Set problem >> Within the records below, find each line that holds the string "посадочного", then copy it.

══ Raw data ══

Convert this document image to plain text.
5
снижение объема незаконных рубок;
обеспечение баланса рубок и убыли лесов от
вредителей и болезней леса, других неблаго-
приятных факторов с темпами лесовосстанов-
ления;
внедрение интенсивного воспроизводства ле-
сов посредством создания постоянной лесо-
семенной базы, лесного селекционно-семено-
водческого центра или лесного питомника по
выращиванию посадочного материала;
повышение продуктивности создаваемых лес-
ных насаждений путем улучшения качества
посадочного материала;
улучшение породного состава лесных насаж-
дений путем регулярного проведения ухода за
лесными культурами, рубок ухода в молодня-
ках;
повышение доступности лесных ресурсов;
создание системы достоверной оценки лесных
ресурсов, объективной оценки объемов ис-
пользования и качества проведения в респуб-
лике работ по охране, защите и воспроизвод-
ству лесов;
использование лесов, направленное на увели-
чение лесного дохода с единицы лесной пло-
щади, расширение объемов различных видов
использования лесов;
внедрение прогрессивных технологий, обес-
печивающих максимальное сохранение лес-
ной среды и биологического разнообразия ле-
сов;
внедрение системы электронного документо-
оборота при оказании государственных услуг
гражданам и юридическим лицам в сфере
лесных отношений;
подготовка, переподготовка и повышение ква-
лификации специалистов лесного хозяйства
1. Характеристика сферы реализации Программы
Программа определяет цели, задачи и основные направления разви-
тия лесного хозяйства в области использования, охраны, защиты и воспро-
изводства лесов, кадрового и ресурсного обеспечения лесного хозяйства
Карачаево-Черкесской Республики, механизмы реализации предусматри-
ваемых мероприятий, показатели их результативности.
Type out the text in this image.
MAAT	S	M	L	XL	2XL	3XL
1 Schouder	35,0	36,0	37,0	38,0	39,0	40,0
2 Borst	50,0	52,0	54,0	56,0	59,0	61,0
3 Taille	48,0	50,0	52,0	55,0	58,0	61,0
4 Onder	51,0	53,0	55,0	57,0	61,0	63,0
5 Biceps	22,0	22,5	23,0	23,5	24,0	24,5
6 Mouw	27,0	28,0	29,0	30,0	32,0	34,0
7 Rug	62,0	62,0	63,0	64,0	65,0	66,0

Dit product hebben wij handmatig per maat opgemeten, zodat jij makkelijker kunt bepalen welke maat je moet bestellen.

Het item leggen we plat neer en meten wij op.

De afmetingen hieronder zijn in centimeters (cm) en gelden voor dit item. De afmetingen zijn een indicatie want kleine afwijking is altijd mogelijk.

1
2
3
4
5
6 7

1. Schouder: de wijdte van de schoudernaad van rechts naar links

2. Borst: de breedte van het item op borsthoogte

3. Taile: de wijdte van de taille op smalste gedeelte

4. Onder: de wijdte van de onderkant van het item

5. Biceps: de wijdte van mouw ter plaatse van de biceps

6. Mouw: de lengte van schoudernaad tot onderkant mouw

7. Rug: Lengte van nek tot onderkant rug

═══

Solution to the problem >>
выращиванию посадочного материала;
посадочного материала;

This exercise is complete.